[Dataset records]
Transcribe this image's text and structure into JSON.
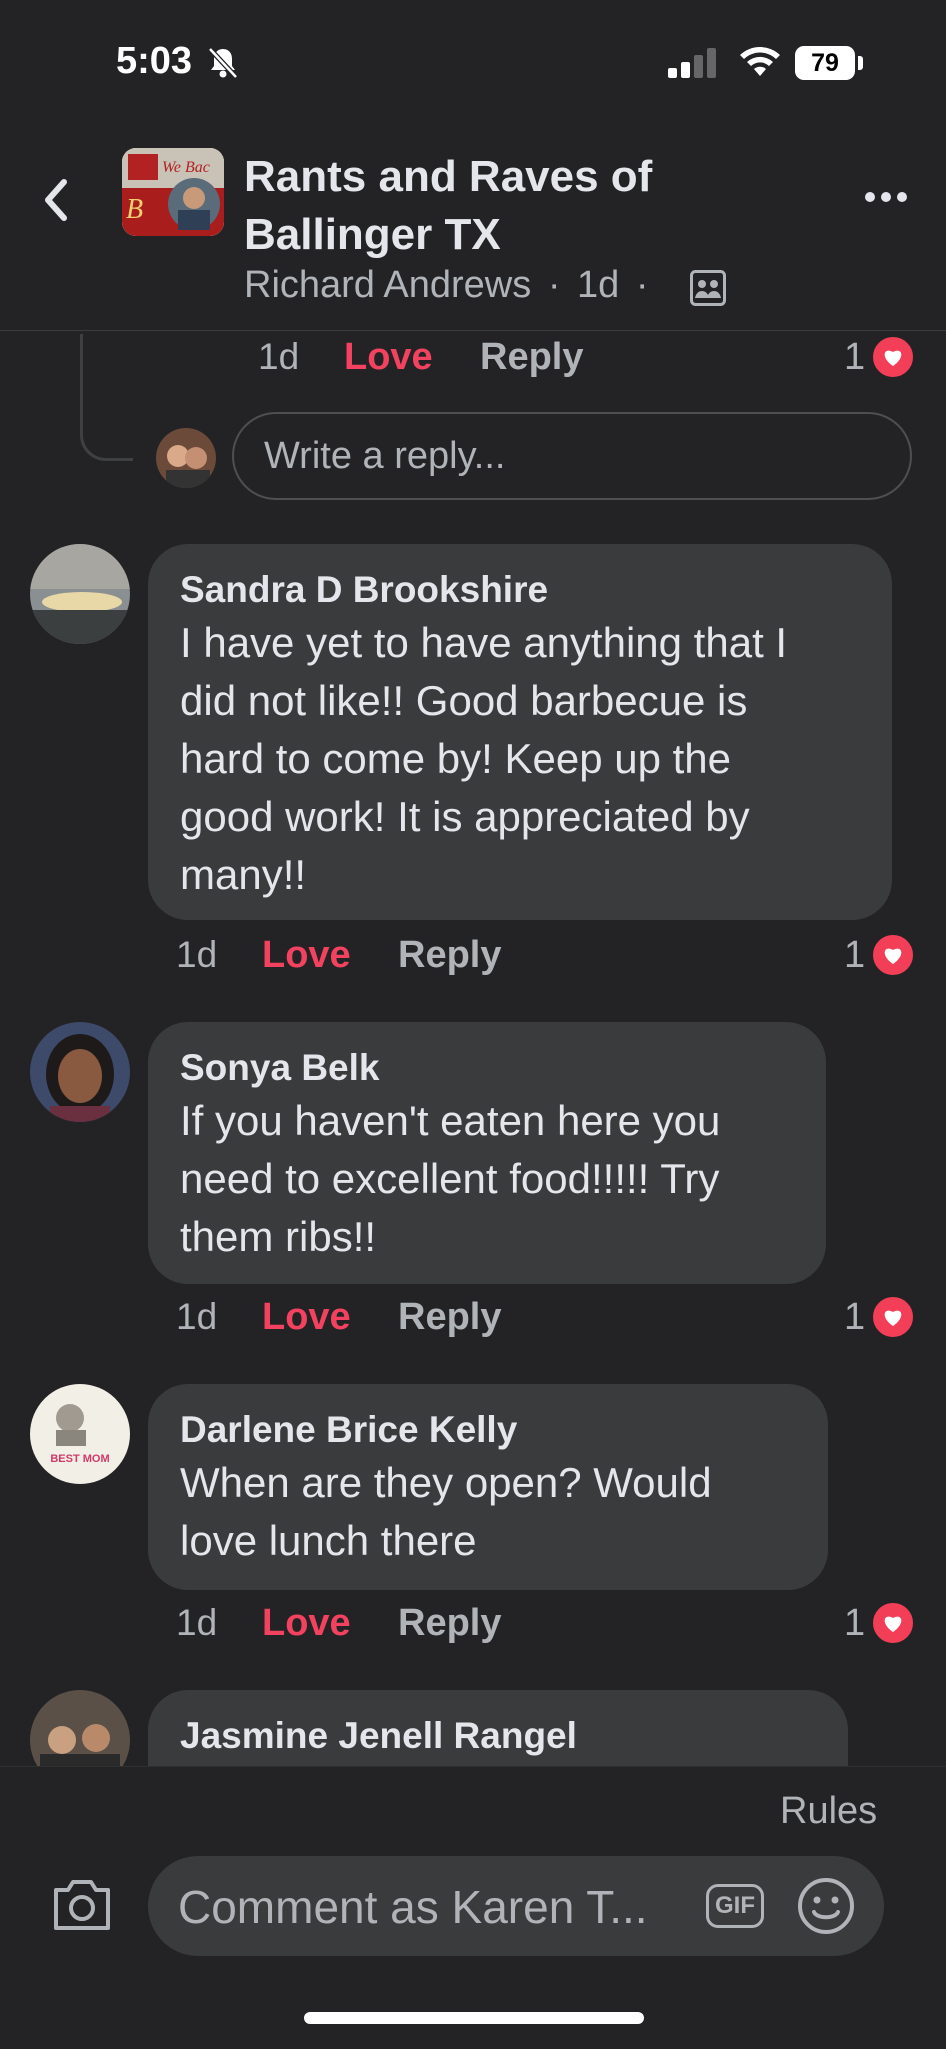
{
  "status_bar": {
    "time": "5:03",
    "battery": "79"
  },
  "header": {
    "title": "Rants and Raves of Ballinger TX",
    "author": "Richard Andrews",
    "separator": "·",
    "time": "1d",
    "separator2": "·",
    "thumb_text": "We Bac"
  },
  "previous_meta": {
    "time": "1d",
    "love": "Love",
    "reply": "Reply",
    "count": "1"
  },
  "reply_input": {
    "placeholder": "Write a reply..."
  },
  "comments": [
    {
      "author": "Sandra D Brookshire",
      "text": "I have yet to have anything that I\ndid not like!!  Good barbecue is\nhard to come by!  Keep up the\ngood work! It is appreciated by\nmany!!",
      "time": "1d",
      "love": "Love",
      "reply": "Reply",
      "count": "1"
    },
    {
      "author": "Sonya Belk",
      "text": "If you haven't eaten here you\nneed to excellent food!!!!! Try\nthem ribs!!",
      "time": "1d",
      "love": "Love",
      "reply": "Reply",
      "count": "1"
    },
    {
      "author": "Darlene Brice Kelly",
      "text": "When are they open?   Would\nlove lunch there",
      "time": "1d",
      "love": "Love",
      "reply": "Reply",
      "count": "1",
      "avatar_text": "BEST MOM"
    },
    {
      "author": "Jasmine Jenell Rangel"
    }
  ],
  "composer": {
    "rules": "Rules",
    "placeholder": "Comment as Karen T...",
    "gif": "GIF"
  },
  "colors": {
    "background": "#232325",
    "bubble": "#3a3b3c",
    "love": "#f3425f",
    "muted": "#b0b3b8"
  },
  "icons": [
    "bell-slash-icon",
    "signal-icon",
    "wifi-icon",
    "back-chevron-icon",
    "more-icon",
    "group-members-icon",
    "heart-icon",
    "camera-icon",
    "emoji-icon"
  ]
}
--
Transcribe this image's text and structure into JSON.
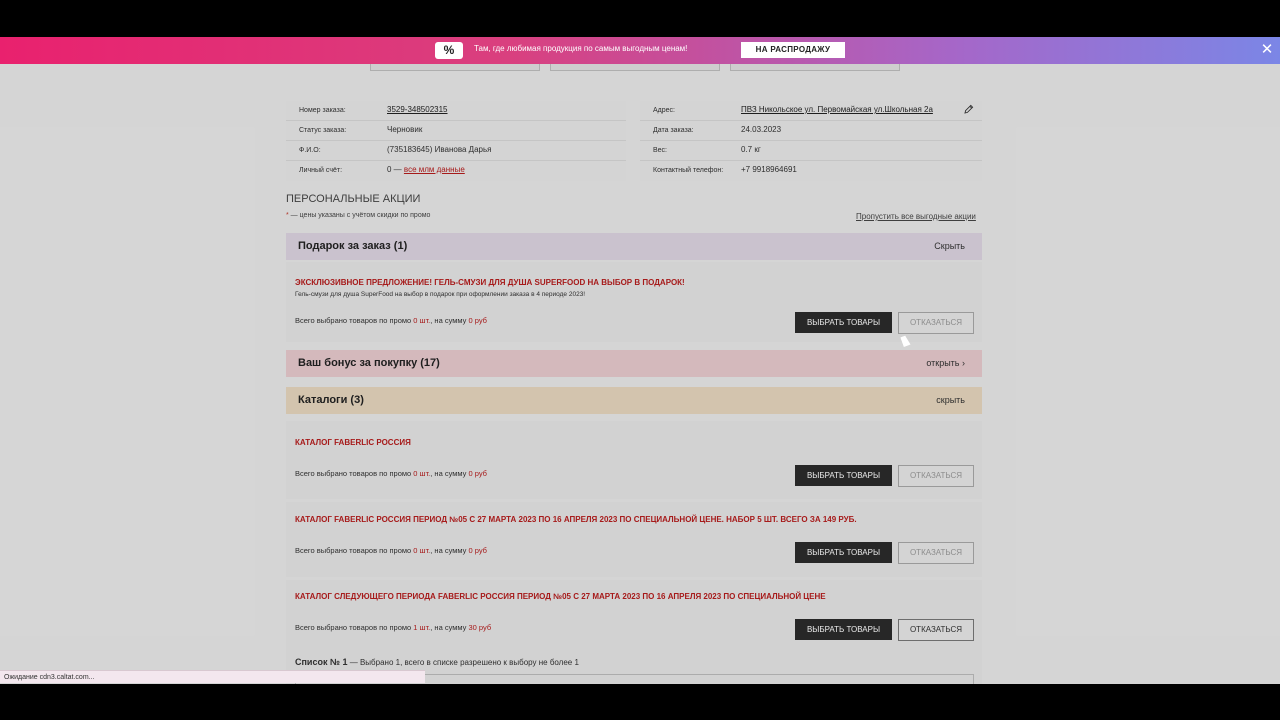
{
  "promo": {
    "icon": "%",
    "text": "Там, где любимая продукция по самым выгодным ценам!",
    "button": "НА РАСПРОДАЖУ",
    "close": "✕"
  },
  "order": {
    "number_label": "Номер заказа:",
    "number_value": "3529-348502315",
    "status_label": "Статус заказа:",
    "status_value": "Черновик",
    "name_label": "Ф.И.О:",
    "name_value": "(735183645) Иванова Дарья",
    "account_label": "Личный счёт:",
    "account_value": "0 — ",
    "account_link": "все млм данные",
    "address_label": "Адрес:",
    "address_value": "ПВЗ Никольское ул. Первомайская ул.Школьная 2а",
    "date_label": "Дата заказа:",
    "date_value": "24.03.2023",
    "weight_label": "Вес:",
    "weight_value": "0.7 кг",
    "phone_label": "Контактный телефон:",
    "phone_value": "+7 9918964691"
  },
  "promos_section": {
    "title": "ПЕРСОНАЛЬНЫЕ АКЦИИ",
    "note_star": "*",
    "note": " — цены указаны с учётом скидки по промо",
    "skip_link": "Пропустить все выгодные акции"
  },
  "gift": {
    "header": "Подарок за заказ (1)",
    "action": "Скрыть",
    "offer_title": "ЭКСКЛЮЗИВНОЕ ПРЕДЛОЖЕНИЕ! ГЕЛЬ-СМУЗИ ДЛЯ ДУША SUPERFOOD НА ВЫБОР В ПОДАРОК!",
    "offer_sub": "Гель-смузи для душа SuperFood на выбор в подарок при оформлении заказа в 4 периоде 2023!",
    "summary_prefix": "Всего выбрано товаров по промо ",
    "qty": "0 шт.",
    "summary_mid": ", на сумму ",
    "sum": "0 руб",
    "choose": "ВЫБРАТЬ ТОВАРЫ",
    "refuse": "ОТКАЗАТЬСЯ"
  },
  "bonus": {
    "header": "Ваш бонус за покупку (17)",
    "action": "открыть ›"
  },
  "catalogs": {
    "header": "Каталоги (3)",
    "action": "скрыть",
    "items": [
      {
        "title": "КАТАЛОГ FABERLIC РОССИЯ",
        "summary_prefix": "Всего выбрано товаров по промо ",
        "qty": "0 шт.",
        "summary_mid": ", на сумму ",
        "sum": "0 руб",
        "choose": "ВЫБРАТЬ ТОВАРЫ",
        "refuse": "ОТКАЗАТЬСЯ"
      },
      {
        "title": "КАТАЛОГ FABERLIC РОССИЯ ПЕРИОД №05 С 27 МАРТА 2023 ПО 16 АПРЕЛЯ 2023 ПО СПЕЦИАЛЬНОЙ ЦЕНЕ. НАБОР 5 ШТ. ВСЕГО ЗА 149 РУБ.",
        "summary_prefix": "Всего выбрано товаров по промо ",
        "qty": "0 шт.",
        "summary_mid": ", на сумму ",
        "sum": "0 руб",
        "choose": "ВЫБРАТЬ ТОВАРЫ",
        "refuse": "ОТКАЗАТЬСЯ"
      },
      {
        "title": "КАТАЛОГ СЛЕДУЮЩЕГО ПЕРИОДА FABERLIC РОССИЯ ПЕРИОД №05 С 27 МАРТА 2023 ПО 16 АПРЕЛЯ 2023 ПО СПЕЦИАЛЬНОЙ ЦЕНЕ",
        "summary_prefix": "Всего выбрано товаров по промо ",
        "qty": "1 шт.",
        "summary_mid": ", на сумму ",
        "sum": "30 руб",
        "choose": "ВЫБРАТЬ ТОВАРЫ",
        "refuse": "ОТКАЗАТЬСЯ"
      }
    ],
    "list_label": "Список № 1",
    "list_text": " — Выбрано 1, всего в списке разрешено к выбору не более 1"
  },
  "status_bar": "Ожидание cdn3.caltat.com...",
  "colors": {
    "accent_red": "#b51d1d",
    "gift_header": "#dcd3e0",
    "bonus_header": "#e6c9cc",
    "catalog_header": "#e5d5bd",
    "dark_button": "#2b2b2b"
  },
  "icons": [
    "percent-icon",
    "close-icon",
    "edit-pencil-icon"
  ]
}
==
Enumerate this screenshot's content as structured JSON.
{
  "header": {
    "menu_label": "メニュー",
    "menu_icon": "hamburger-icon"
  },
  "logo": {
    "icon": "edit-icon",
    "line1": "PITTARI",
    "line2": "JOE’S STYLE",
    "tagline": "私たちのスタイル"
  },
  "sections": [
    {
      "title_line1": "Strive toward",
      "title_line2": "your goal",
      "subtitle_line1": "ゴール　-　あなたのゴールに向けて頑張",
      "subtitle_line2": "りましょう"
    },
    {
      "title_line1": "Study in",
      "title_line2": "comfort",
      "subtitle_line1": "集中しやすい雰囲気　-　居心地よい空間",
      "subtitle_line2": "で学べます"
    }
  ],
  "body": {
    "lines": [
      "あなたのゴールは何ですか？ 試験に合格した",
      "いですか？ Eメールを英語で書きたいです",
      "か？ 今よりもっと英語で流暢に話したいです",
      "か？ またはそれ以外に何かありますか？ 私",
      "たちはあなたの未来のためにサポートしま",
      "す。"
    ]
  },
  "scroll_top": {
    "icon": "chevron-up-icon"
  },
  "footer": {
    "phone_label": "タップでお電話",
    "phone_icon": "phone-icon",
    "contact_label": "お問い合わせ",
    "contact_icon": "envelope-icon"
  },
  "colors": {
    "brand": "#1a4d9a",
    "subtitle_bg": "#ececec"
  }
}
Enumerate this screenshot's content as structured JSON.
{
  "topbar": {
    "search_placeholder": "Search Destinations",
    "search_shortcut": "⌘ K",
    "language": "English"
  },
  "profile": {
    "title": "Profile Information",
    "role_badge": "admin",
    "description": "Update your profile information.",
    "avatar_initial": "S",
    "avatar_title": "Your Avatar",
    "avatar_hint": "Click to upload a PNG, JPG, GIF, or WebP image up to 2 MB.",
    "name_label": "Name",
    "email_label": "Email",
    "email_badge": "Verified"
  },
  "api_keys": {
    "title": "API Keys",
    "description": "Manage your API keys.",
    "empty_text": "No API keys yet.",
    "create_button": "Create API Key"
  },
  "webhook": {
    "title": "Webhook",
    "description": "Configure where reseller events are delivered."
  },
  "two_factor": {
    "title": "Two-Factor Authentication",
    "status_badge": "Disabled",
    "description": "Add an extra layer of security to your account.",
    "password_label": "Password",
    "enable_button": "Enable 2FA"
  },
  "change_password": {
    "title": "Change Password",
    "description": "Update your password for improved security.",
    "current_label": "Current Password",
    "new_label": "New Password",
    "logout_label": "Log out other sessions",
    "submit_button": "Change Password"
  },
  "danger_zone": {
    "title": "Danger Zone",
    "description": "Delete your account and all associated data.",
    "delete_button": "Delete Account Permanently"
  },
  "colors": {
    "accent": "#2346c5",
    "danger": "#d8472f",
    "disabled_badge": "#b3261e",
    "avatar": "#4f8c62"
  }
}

**Exercise**
Lines containing "Delete" are to be counted. State the total and add nothing.

**Task result**
2